- [Given entries]:

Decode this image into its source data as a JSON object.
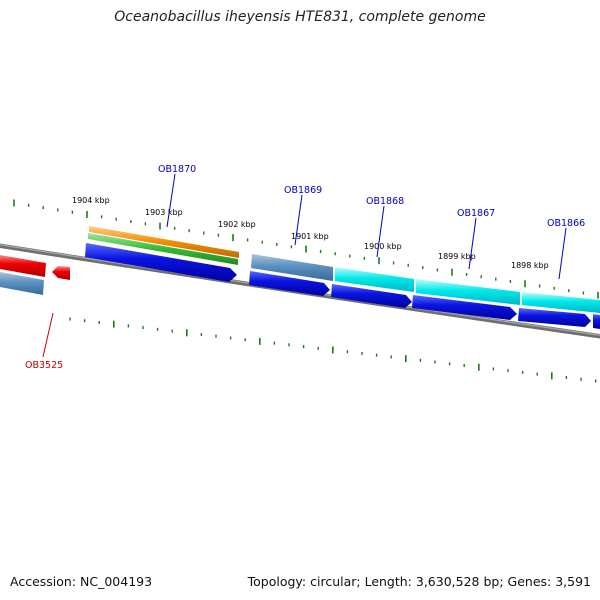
{
  "title": "Oceanobacillus iheyensis HTE831, complete genome",
  "accession_text": "Accession: NC_004193",
  "topology_text": "Topology: circular; Length: 3,630,528 bp; Genes: 3,591",
  "colors": {
    "forward_label": "#0000cc",
    "reverse_label": "#cc0000",
    "tick": "#1a7a1a",
    "backbone": "#7a7a7a",
    "cds_forward": "#0000dd",
    "cds_reverse": "#ee0000",
    "feature_cyan": "#00e5e5",
    "feature_steel": "#4f86b5",
    "feature_orange": "#f28c00",
    "feature_green": "#33bb33"
  },
  "kbp_labels": [
    "1904 kbp",
    "1903 kbp",
    "1902 kbp",
    "1901 kbp",
    "1900 kbp",
    "1899 kbp",
    "1898 kbp"
  ],
  "genes_forward": [
    "OB1870",
    "OB1869",
    "OB1868",
    "OB1867",
    "OB1866"
  ],
  "genes_reverse": [
    "OB3525"
  ]
}
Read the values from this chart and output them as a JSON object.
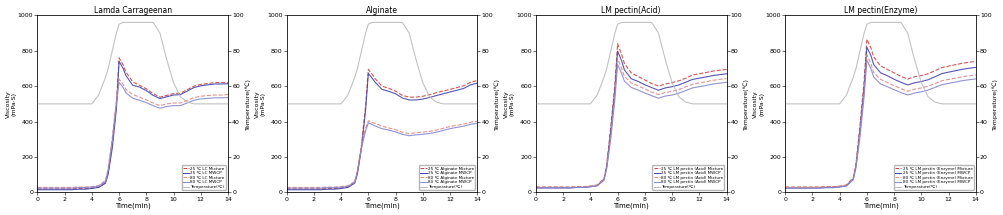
{
  "titles": [
    "Lamda Carrageenan",
    "Alginate",
    "LM pectin(Acid)",
    "LM pectin(Enzyme)"
  ],
  "xlabel": "Time(min)",
  "ylabel_left": "Viscosity\n(mPa·S)",
  "ylabel_right": "Temperature(℃)",
  "ylim_left": [
    0,
    1000
  ],
  "ylim_right": [
    0,
    100
  ],
  "xlim": [
    0,
    14
  ],
  "xticks": [
    0,
    2,
    4,
    6,
    8,
    10,
    12,
    14
  ],
  "yticks_left": [
    0,
    200,
    400,
    600,
    800,
    1000
  ],
  "yticks_right": [
    0,
    20,
    40,
    60,
    80,
    100
  ],
  "time": [
    0,
    0.5,
    1,
    1.5,
    2,
    2.5,
    3,
    3.5,
    4,
    4.5,
    5,
    5.2,
    5.5,
    5.8,
    6.0,
    6.3,
    6.5,
    7,
    7.5,
    8,
    8.5,
    9,
    9.5,
    10,
    10.5,
    11,
    11.5,
    12,
    12.5,
    13,
    13.5,
    14
  ],
  "temperature": [
    50,
    50,
    50,
    50,
    50,
    50,
    50,
    50,
    50,
    55,
    65,
    70,
    80,
    90,
    95,
    96,
    96,
    96,
    96,
    96,
    96,
    90,
    75,
    62,
    54,
    51,
    50,
    50,
    50,
    50,
    50,
    50
  ],
  "lc_25_mixture": [
    20,
    20,
    20,
    20,
    20,
    20,
    22,
    22,
    25,
    30,
    55,
    110,
    270,
    490,
    760,
    720,
    680,
    625,
    605,
    585,
    558,
    538,
    548,
    558,
    560,
    580,
    600,
    610,
    615,
    620,
    620,
    620
  ],
  "lc_25_mwcp": [
    15,
    15,
    15,
    15,
    15,
    15,
    18,
    18,
    22,
    28,
    52,
    105,
    250,
    470,
    740,
    700,
    660,
    605,
    595,
    575,
    548,
    530,
    540,
    550,
    552,
    572,
    592,
    602,
    607,
    612,
    612,
    614
  ],
  "lc_80_mixture": [
    28,
    28,
    28,
    28,
    28,
    28,
    30,
    30,
    33,
    38,
    68,
    135,
    310,
    520,
    640,
    610,
    582,
    553,
    538,
    523,
    505,
    490,
    500,
    505,
    505,
    520,
    535,
    543,
    547,
    550,
    550,
    553
  ],
  "lc_80_mwcp": [
    24,
    24,
    24,
    24,
    24,
    24,
    27,
    27,
    30,
    35,
    62,
    125,
    290,
    500,
    622,
    592,
    563,
    532,
    520,
    507,
    490,
    475,
    485,
    490,
    490,
    505,
    520,
    528,
    531,
    534,
    534,
    536
  ],
  "al_25_mixture": [
    20,
    20,
    20,
    20,
    20,
    20,
    22,
    22,
    25,
    30,
    58,
    115,
    270,
    490,
    695,
    665,
    642,
    600,
    588,
    572,
    548,
    538,
    538,
    543,
    552,
    563,
    573,
    582,
    592,
    602,
    622,
    632
  ],
  "al_25_mwcp": [
    15,
    15,
    15,
    15,
    15,
    15,
    18,
    18,
    22,
    28,
    52,
    105,
    252,
    468,
    672,
    643,
    622,
    582,
    571,
    557,
    533,
    522,
    522,
    527,
    536,
    547,
    557,
    567,
    577,
    587,
    607,
    617
  ],
  "al_80_mixture": [
    28,
    28,
    28,
    28,
    28,
    28,
    30,
    30,
    33,
    38,
    62,
    125,
    272,
    362,
    405,
    395,
    390,
    374,
    364,
    354,
    340,
    332,
    337,
    340,
    345,
    352,
    362,
    372,
    379,
    386,
    396,
    402
  ],
  "al_80_mwcp": [
    24,
    24,
    24,
    24,
    24,
    24,
    27,
    27,
    30,
    34,
    57,
    116,
    252,
    348,
    393,
    383,
    375,
    360,
    352,
    342,
    328,
    320,
    325,
    328,
    333,
    340,
    350,
    360,
    367,
    374,
    384,
    390
  ],
  "lma_25_mixture": [
    30,
    30,
    30,
    30,
    30,
    30,
    32,
    32,
    35,
    42,
    78,
    156,
    372,
    610,
    840,
    778,
    728,
    675,
    655,
    635,
    615,
    600,
    612,
    620,
    630,
    645,
    663,
    670,
    677,
    685,
    690,
    695
  ],
  "lma_25_mwcp": [
    25,
    25,
    25,
    25,
    25,
    25,
    28,
    28,
    32,
    38,
    73,
    147,
    350,
    582,
    798,
    742,
    692,
    642,
    627,
    608,
    592,
    577,
    590,
    597,
    607,
    622,
    638,
    645,
    652,
    660,
    665,
    670
  ],
  "lma_80_mixture": [
    30,
    30,
    30,
    30,
    30,
    30,
    32,
    32,
    35,
    40,
    73,
    142,
    323,
    552,
    755,
    700,
    655,
    618,
    602,
    584,
    567,
    552,
    564,
    571,
    581,
    596,
    611,
    618,
    625,
    633,
    638,
    643
  ],
  "lma_80_mwcp": [
    26,
    26,
    26,
    26,
    26,
    26,
    28,
    28,
    32,
    37,
    68,
    135,
    305,
    527,
    723,
    671,
    628,
    593,
    578,
    561,
    546,
    532,
    544,
    550,
    560,
    575,
    590,
    597,
    604,
    612,
    617,
    622
  ],
  "lme_25_mixture": [
    30,
    30,
    30,
    30,
    30,
    30,
    32,
    32,
    35,
    42,
    83,
    162,
    382,
    632,
    865,
    815,
    765,
    715,
    695,
    675,
    655,
    640,
    653,
    660,
    670,
    687,
    705,
    713,
    721,
    729,
    735,
    740
  ],
  "lme_25_mwcp": [
    25,
    25,
    25,
    25,
    25,
    25,
    28,
    28,
    32,
    38,
    76,
    152,
    358,
    598,
    820,
    772,
    722,
    676,
    659,
    639,
    622,
    607,
    619,
    626,
    636,
    653,
    671,
    679,
    687,
    695,
    701,
    706
  ],
  "lme_80_mixture": [
    28,
    28,
    28,
    28,
    28,
    28,
    30,
    30,
    33,
    39,
    76,
    148,
    338,
    570,
    778,
    725,
    678,
    638,
    621,
    603,
    586,
    571,
    583,
    590,
    600,
    615,
    630,
    638,
    645,
    653,
    658,
    663
  ],
  "lme_80_mwcp": [
    24,
    24,
    24,
    24,
    24,
    24,
    26,
    26,
    30,
    36,
    71,
    140,
    318,
    544,
    748,
    698,
    651,
    613,
    597,
    580,
    564,
    550,
    561,
    568,
    578,
    593,
    608,
    616,
    623,
    631,
    636,
    641
  ],
  "colors": {
    "c25_mixture": "#cc4444",
    "c25_mwcp": "#4444aa",
    "c80_mixture": "#dd8888",
    "c80_mwcp": "#8888cc",
    "temperature": "#bbbbbb"
  },
  "legend_labels": {
    "lc": [
      "25 ℃ LC Mixture",
      "25 ℃ LC MWCP",
      "80 ℃ LC Mixture",
      "80 ℃ LC MWCP",
      "Temperature(℃)"
    ],
    "al": [
      "25 ℃ Alginate Mixture",
      "25 ℃ Alginate MWCP",
      "80 ℃ Alginate Mixture",
      "80 ℃ Alginate MWCP",
      "Temperature(℃)"
    ],
    "lma": [
      "25 ℃ LM pectin (Acid) Mixture",
      "25 ℃ LM pectin (Acid) MWCP",
      "80 ℃ LM pectin (Acid) Mixture",
      "80 ℃ LM pectin (Acid) MWCP",
      "Temperature(℃)"
    ],
    "lme": [
      "25 ℃ LM pectin (Enzyme) Mixture",
      "25 ℃ LM pectin (Enzyme) MWCP",
      "80 ℃ LM pectin (Enzyme) Mixture",
      "80 ℃ LM pectin (Enzyme) MWCP",
      "Temperature(℃)"
    ]
  }
}
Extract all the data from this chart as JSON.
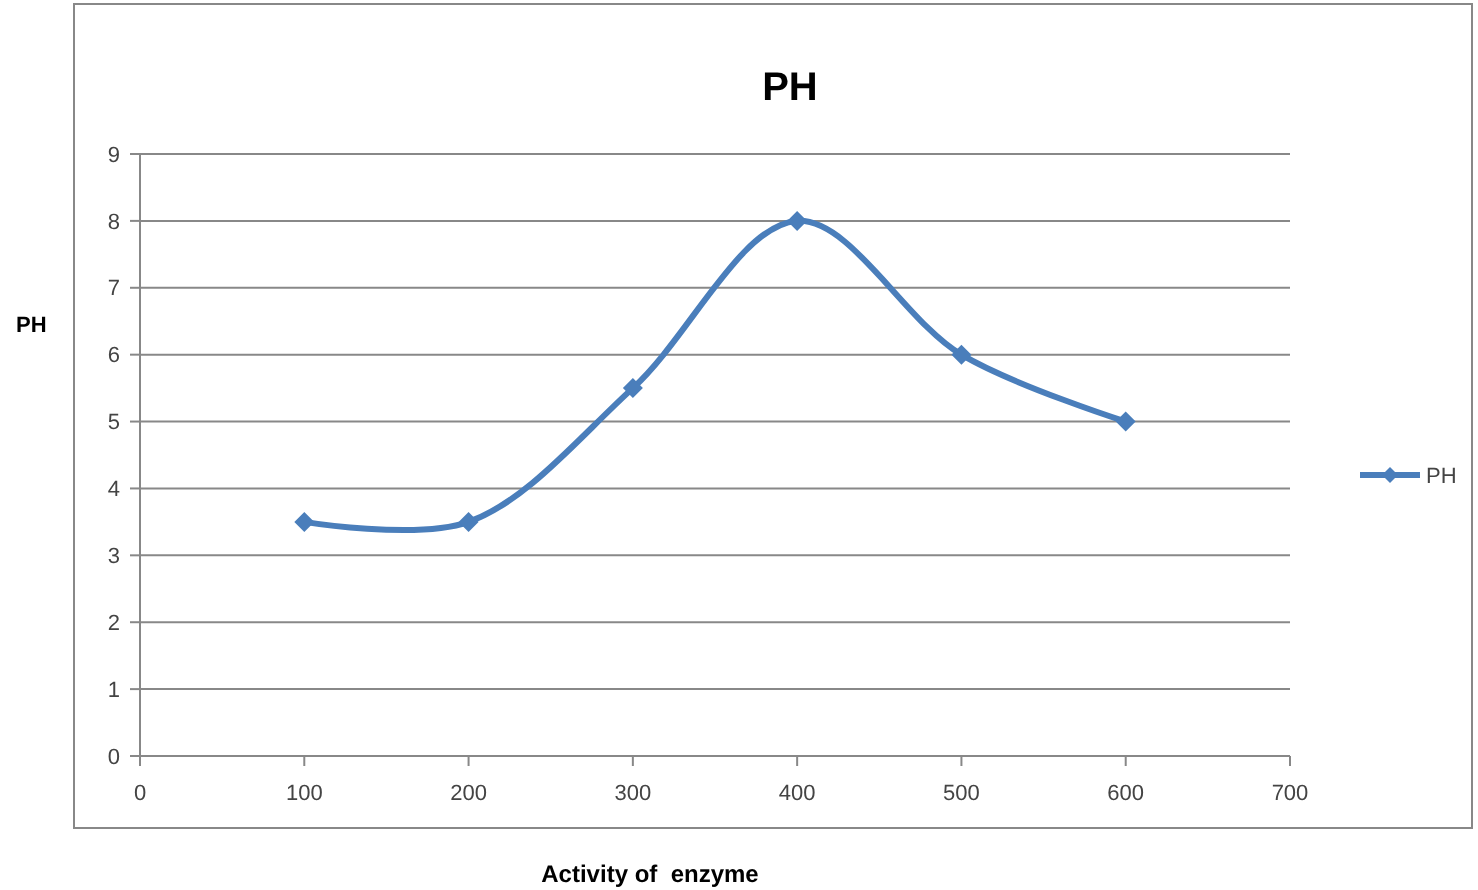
{
  "chart_data": {
    "type": "line",
    "title": "PH",
    "xlabel": "Activity of  enzyme",
    "ylabel": "PH",
    "x": [
      100,
      200,
      300,
      400,
      500,
      600
    ],
    "series": [
      {
        "name": "PH",
        "color": "#4a7ebb",
        "values": [
          3.5,
          3.5,
          5.5,
          8,
          6,
          5
        ]
      }
    ],
    "xlim": [
      0,
      700
    ],
    "xticks": [
      0,
      100,
      200,
      300,
      400,
      500,
      600,
      700
    ],
    "ylim": [
      0,
      9
    ],
    "yticks": [
      0,
      1,
      2,
      3,
      4,
      5,
      6,
      7,
      8,
      9
    ],
    "grid": "y",
    "legend": "right",
    "marker": "diamond",
    "line_style": "solid"
  }
}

- [What you are asked to do]: Your task is to copy every line of the entries that contains the string "Acid".

- [Solution to the problem]:
    "LM pectin(Acid)",
      "25 ℃ LM pectin (Acid) Mixture",
      "25 ℃ LM pectin (Acid) MWCP",
      "80 ℃ LM pectin (Acid) Mixture",
      "80 ℃ LM pectin (Acid) MWCP",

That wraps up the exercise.